Supplied information:
· · · ·

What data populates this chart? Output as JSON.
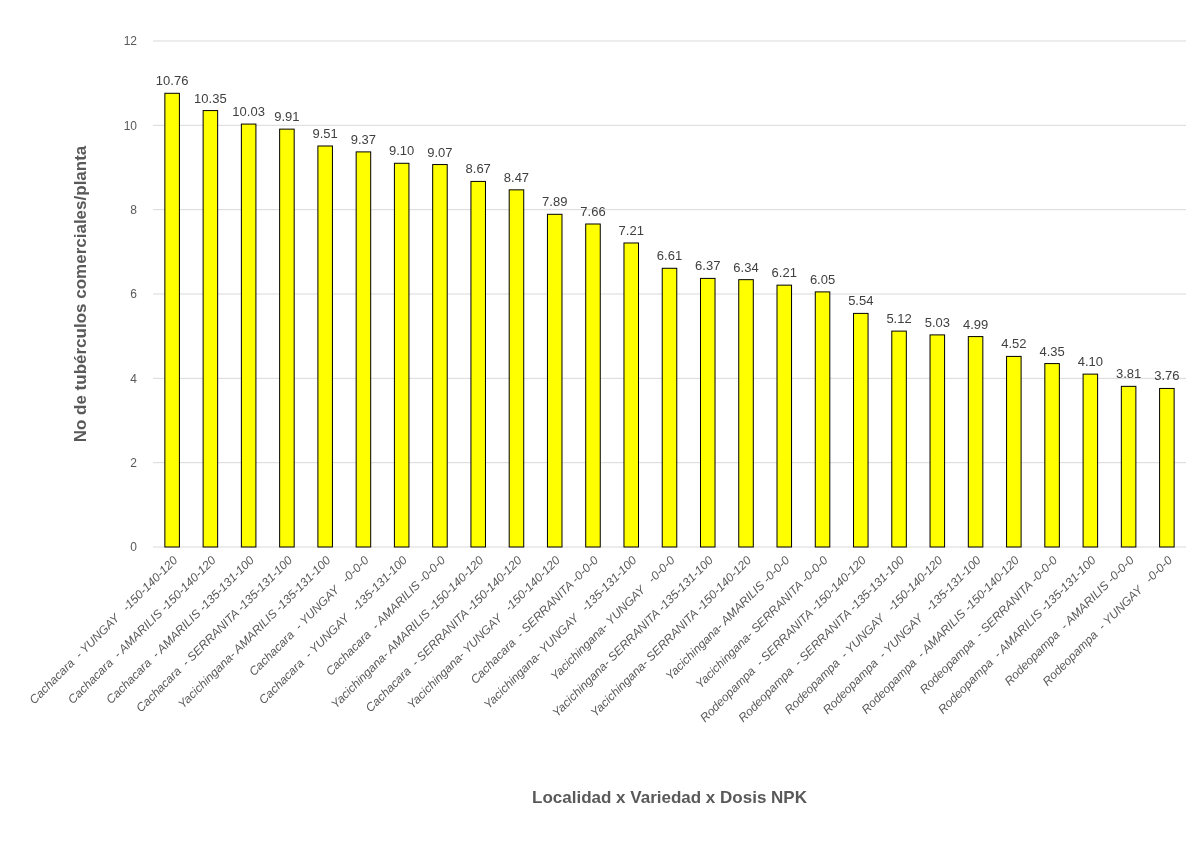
{
  "chart_data": {
    "type": "bar",
    "xlabel": "Localidad x Variedad x Dosis NPK",
    "ylabel": "No de tubérculos comerciales/planta",
    "categories": [
      "Cachacara  - YUNGAY   -150-140-120",
      "Cachacara  - AMARILIS -150-140-120",
      "Cachacara  - AMARILIS -135-131-100",
      "Cachacara  - SERRANITA -135-131-100",
      "Yacichingana- AMARILIS -135-131-100",
      "Cachacara  - YUNGAY   -0-0-0",
      "Cachacara  - YUNGAY   -135-131-100",
      "Cachacara  - AMARILIS -0-0-0",
      "Yacichingana- AMARILIS -150-140-120",
      "Cachacara  - SERRANITA -150-140-120",
      "Yacichingana- YUNGAY   -150-140-120",
      "Cachacara  - SERRANITA -0-0-0",
      "Yacichingana- YUNGAY   -135-131-100",
      "Yacichingana- YUNGAY   -0-0-0",
      "Yacichingana- SERRANITA -135-131-100",
      "Yacichingana- SERRANITA -150-140-120",
      "Yacichingana- AMARILIS -0-0-0",
      "Yacichingana- SERRANITA -0-0-0",
      "Rodeopampa  - SERRANITA -150-140-120",
      "Rodeopampa  - SERRANITA -135-131-100",
      "Rodeopampa  - YUNGAY   -150-140-120",
      "Rodeopampa  - YUNGAY   -135-131-100",
      "Rodeopampa  - AMARILIS -150-140-120",
      "Rodeopampa  - SERRANITA -0-0-0",
      "Rodeopampa  - AMARILIS -135-131-100",
      "Rodeopampa  - AMARILIS -0-0-0",
      "Rodeopampa  - YUNGAY   -0-0-0"
    ],
    "values": [
      10.76,
      10.35,
      10.03,
      9.91,
      9.51,
      9.37,
      9.1,
      9.07,
      8.67,
      8.47,
      7.89,
      7.66,
      7.21,
      6.61,
      6.37,
      6.34,
      6.21,
      6.05,
      5.54,
      5.12,
      5.03,
      4.99,
      4.52,
      4.35,
      4.1,
      3.81,
      3.76
    ],
    "value_labels": [
      "10.76",
      "10.35",
      "10.03",
      "9.91",
      "9.51",
      "9.37",
      "9.10",
      "9.07",
      "8.67",
      "8.47",
      "7.89",
      "7.66",
      "7.21",
      "6.61",
      "6.37",
      "6.34",
      "6.21",
      "6.05",
      "5.54",
      "5.12",
      "5.03",
      "4.99",
      "4.52",
      "4.35",
      "4.10",
      "3.81",
      "3.76"
    ],
    "color": "#ffff00",
    "ylim": [
      0,
      12
    ],
    "yticks": [
      0,
      2,
      4,
      6,
      8,
      10,
      12
    ],
    "grid": "y"
  }
}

· · · ·

Task instructions: In the listing above, find the lines holding the word "Cachacara" and copy them.

Task output:
      "Cachacara  - YUNGAY   -150-140-120",
      "Cachacara  - AMARILIS -150-140-120",
      "Cachacara  - AMARILIS -135-131-100",
      "Cachacara  - SERRANITA -135-131-100",
      "Cachacara  - YUNGAY   -0-0-0",
      "Cachacara  - YUNGAY   -135-131-100",
      "Cachacara  - AMARILIS -0-0-0",
      "Cachacara  - SERRANITA -150-140-120",
      "Cachacara  - SERRANITA -0-0-0",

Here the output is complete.